** BEGIN DATA SHOWN **

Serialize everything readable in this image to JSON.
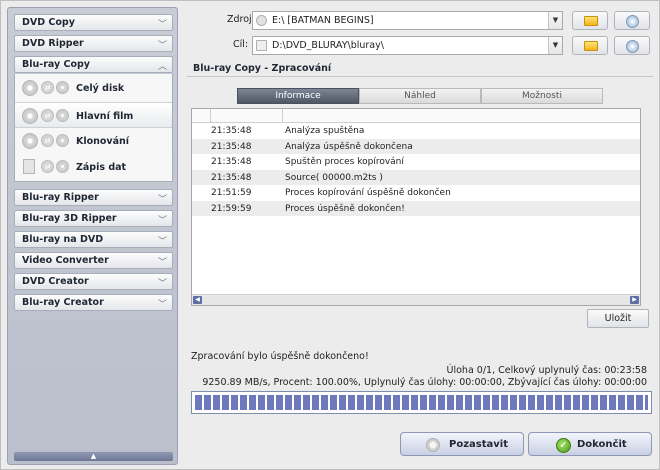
{
  "sidebar": {
    "menu": [
      {
        "label": "DVD Copy",
        "chevron": "chevron-down-icon"
      },
      {
        "label": "DVD Ripper",
        "chevron": "chevron-down-icon"
      },
      {
        "label": "Blu-ray Copy",
        "chevron": "chevron-up-icon"
      },
      {
        "label": "Blu-ray Ripper",
        "chevron": "chevron-down-icon"
      },
      {
        "label": "Blu-ray 3D Ripper",
        "chevron": "chevron-down-icon"
      },
      {
        "label": "Blu-ray na DVD",
        "chevron": "chevron-down-icon"
      },
      {
        "label": "Video Converter",
        "chevron": "chevron-down-icon"
      },
      {
        "label": "DVD Creator",
        "chevron": "chevron-down-icon"
      },
      {
        "label": "Blu-ray Creator",
        "chevron": "chevron-down-icon"
      }
    ],
    "sub_items": [
      {
        "label": "Celý disk"
      },
      {
        "label": "Hlavní film",
        "active": true
      },
      {
        "label": "Klonování"
      },
      {
        "label": "Zápis dat"
      }
    ]
  },
  "source": {
    "label": "Zdroj:",
    "value": "E:\\ [BATMAN BEGINS]"
  },
  "target": {
    "label": "Cíl:",
    "value": "D:\\DVD_BLURAY\\bluray\\"
  },
  "section_title": "Blu-ray Copy  -  Zpracování",
  "tabs": [
    "Informace",
    "Náhled",
    "Možnosti"
  ],
  "log": [
    {
      "time": "21:35:48",
      "msg": "Analýza spuštěna"
    },
    {
      "time": "21:35:48",
      "msg": "Analýza úspěšně dokončena"
    },
    {
      "time": "21:35:48",
      "msg": "Spuštěn proces kopírování"
    },
    {
      "time": "21:35:48",
      "msg": "Source( 00000.m2ts )"
    },
    {
      "time": "21:51:59",
      "msg": "Proces kopírování úspěšně dokončen"
    },
    {
      "time": "21:59:59",
      "msg": "Proces úspěšně dokončen!"
    }
  ],
  "save_label": "Uložit",
  "status_message": "Zpracování bylo úspěšně dokončeno!",
  "task_info": "Úloha 0/1, Celkový uplynulý čas: 00:23:58",
  "stats": "9250.89 MB/s,  Procent: 100.00%,  Uplynulý čas úlohy: 00:00:00,  Zbývající čas úlohy: 00:00:00",
  "progress_percent": 100,
  "buttons": {
    "pause": "Pozastavit",
    "finish": "Dokončit"
  },
  "colors": {
    "progress": "#6d78bd",
    "active_tab": "#5a6171",
    "finish_icon": "#4a9a17"
  }
}
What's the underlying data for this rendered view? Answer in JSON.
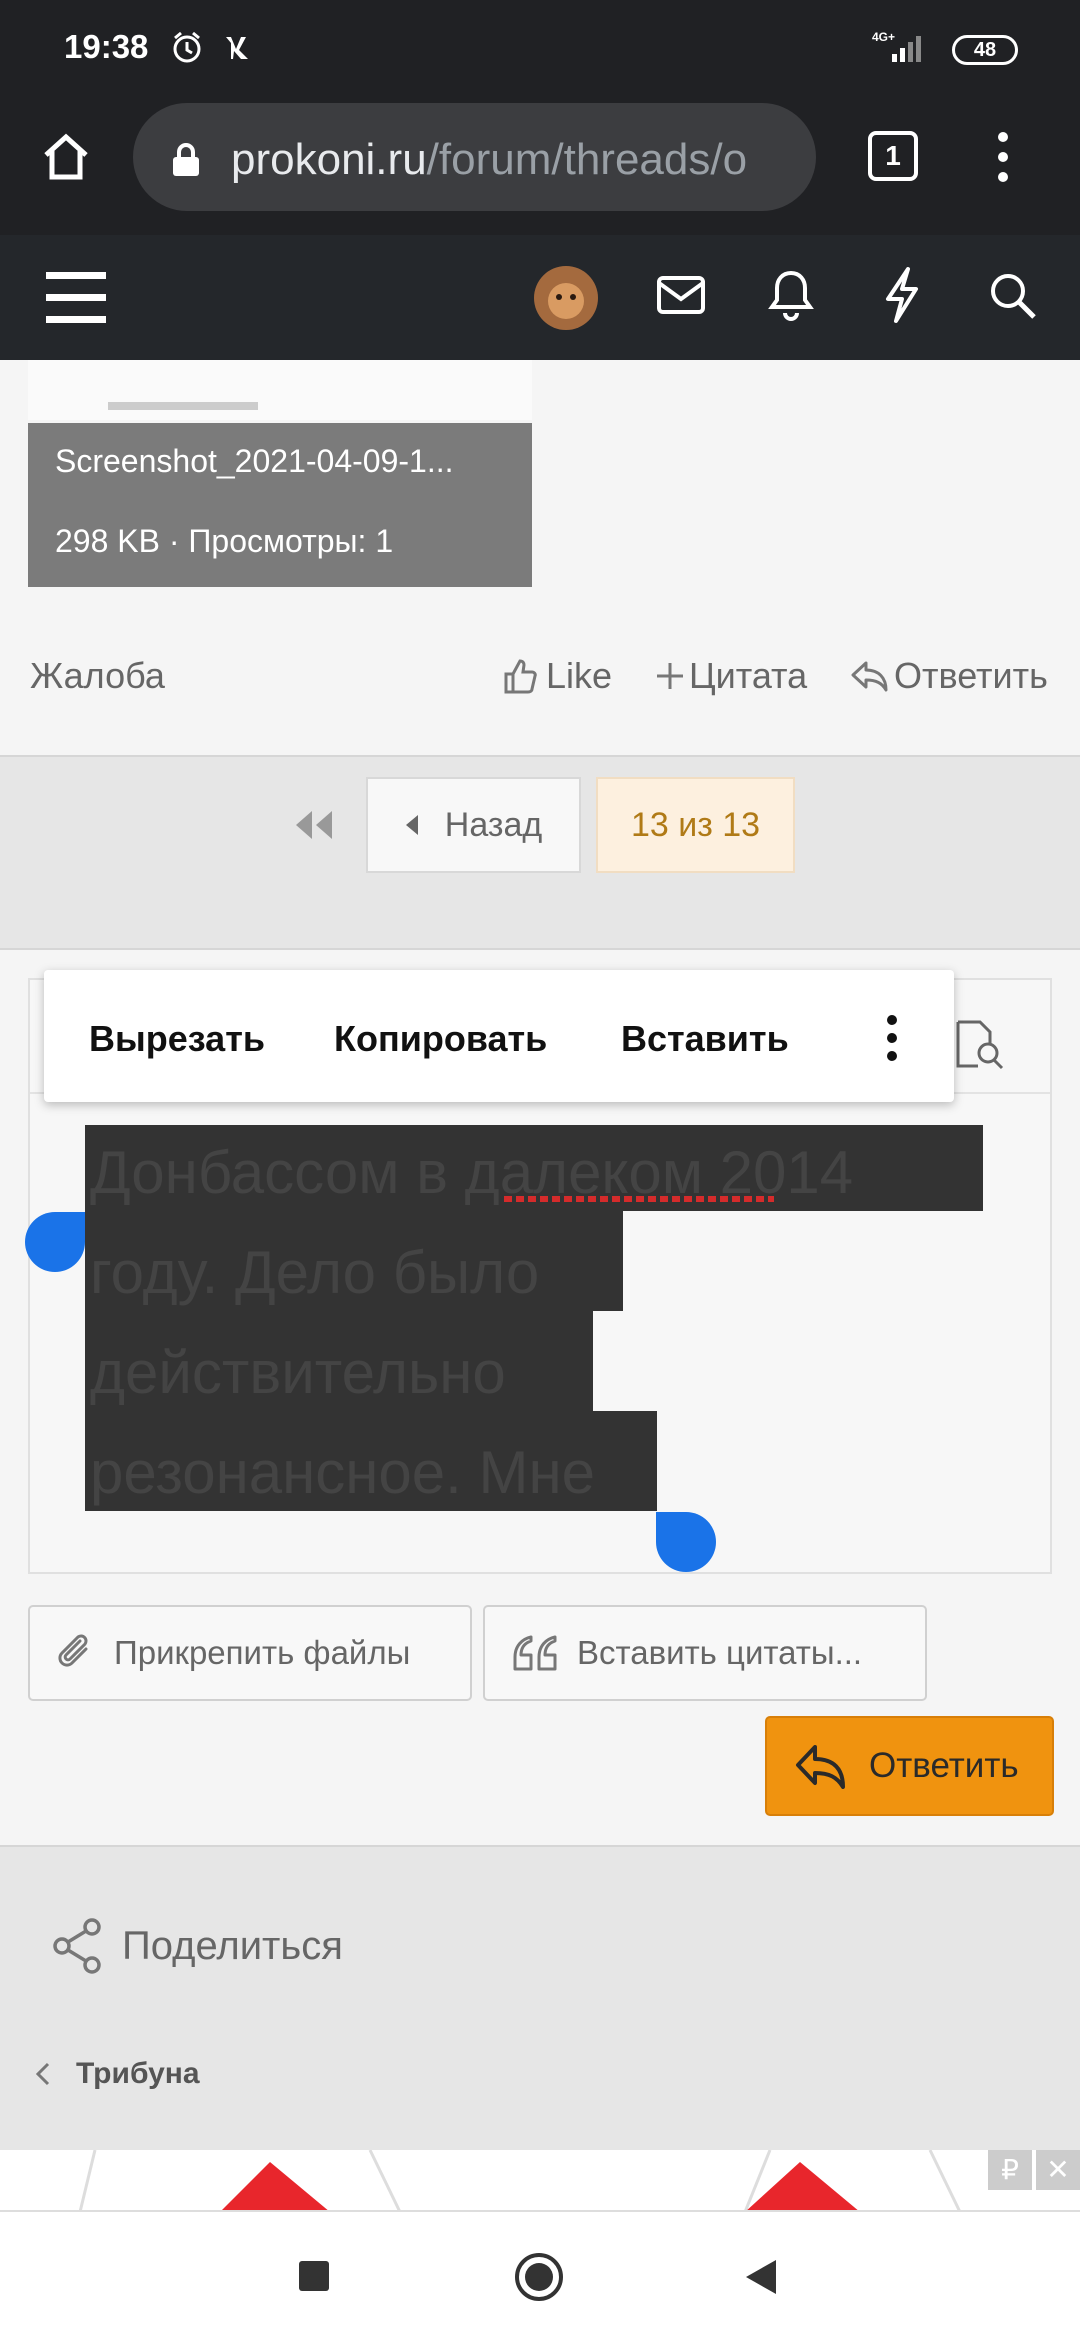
{
  "status_bar": {
    "time": "19:38",
    "network": "4G+",
    "battery": "48"
  },
  "browser": {
    "url_domain": "prokoni.ru",
    "url_path": "/forum/threads/o",
    "tab_count": "1"
  },
  "attachment": {
    "filename": "Screenshot_2021-04-09-1...",
    "meta": "298 KB · Просмотры: 1"
  },
  "post_actions": {
    "report": "Жалоба",
    "like": "Like",
    "quote": "Цитата",
    "reply": "Ответить"
  },
  "pagination": {
    "back": "Назад",
    "current": "13 из 13"
  },
  "context_menu": {
    "cut": "Вырезать",
    "copy": "Копировать",
    "paste": "Вставить"
  },
  "editor": {
    "lines": [
      "Донбассом в далеком 2014",
      "году. Дело было",
      "действительно",
      "резонансное. Мне"
    ]
  },
  "editor_buttons": {
    "attach": "Прикрепить файлы",
    "insert_quotes": "Вставить цитаты...",
    "reply": "Ответить"
  },
  "footer": {
    "share": "Поделиться",
    "breadcrumb": "Трибуна"
  },
  "ad": {
    "currency": "₽",
    "close": "✕"
  },
  "colors": {
    "accent_orange": "#f0930f",
    "selection_handle": "#1a73e8",
    "header_bg": "#24272b",
    "pager_current": "#b07a16"
  }
}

** END DATA SHOWN **

EXERCISE BRIEF:
Copy out the data above exactly, except the pictures.

RESULT:
Serialize everything readable in this image to JSON.
{
  "sidebar": {
    "menu": [
      {
        "label": "DVD Copy",
        "chevron": "chevron-down-icon"
      },
      {
        "label": "DVD Ripper",
        "chevron": "chevron-down-icon"
      },
      {
        "label": "Blu-ray Copy",
        "chevron": "chevron-up-icon"
      },
      {
        "label": "Blu-ray Ripper",
        "chevron": "chevron-down-icon"
      },
      {
        "label": "Blu-ray 3D Ripper",
        "chevron": "chevron-down-icon"
      },
      {
        "label": "Blu-ray na DVD",
        "chevron": "chevron-down-icon"
      },
      {
        "label": "Video Converter",
        "chevron": "chevron-down-icon"
      },
      {
        "label": "DVD Creator",
        "chevron": "chevron-down-icon"
      },
      {
        "label": "Blu-ray Creator",
        "chevron": "chevron-down-icon"
      }
    ],
    "sub_items": [
      {
        "label": "Celý disk"
      },
      {
        "label": "Hlavní film",
        "active": true
      },
      {
        "label": "Klonování"
      },
      {
        "label": "Zápis dat"
      }
    ]
  },
  "source": {
    "label": "Zdroj:",
    "value": "E:\\ [BATMAN BEGINS]"
  },
  "target": {
    "label": "Cíl:",
    "value": "D:\\DVD_BLURAY\\bluray\\"
  },
  "section_title": "Blu-ray Copy  -  Zpracování",
  "tabs": [
    "Informace",
    "Náhled",
    "Možnosti"
  ],
  "log": [
    {
      "time": "21:35:48",
      "msg": "Analýza spuštěna"
    },
    {
      "time": "21:35:48",
      "msg": "Analýza úspěšně dokončena"
    },
    {
      "time": "21:35:48",
      "msg": "Spuštěn proces kopírování"
    },
    {
      "time": "21:35:48",
      "msg": "Source( 00000.m2ts )"
    },
    {
      "time": "21:51:59",
      "msg": "Proces kopírování úspěšně dokončen"
    },
    {
      "time": "21:59:59",
      "msg": "Proces úspěšně dokončen!"
    }
  ],
  "save_label": "Uložit",
  "status_message": "Zpracování bylo úspěšně dokončeno!",
  "task_info": "Úloha 0/1, Celkový uplynulý čas: 00:23:58",
  "stats": "9250.89 MB/s,  Procent: 100.00%,  Uplynulý čas úlohy: 00:00:00,  Zbývající čas úlohy: 00:00:00",
  "progress_percent": 100,
  "buttons": {
    "pause": "Pozastavit",
    "finish": "Dokončit"
  },
  "colors": {
    "progress": "#6d78bd",
    "active_tab": "#5a6171",
    "finish_icon": "#4a9a17"
  }
}
What's the underlying data for this rendered view? Answer in JSON.
{
  "status_bar": {
    "time": "19:38",
    "network": "4G+",
    "battery": "48"
  },
  "browser": {
    "url_domain": "prokoni.ru",
    "url_path": "/forum/threads/o",
    "tab_count": "1"
  },
  "attachment": {
    "filename": "Screenshot_2021-04-09-1...",
    "meta": "298 KB · Просмотры: 1"
  },
  "post_actions": {
    "report": "Жалоба",
    "like": "Like",
    "quote": "Цитата",
    "reply": "Ответить"
  },
  "pagination": {
    "back": "Назад",
    "current": "13 из 13"
  },
  "context_menu": {
    "cut": "Вырезать",
    "copy": "Копировать",
    "paste": "Вставить"
  },
  "editor": {
    "lines": [
      "Донбассом в далеком 2014",
      "году. Дело было",
      "действительно",
      "резонансное. Мне"
    ]
  },
  "editor_buttons": {
    "attach": "Прикрепить файлы",
    "insert_quotes": "Вставить цитаты...",
    "reply": "Ответить"
  },
  "footer": {
    "share": "Поделиться",
    "breadcrumb": "Трибуна"
  },
  "ad": {
    "currency": "₽",
    "close": "✕"
  },
  "colors": {
    "accent_orange": "#f0930f",
    "selection_handle": "#1a73e8",
    "header_bg": "#24272b",
    "pager_current": "#b07a16"
  }
}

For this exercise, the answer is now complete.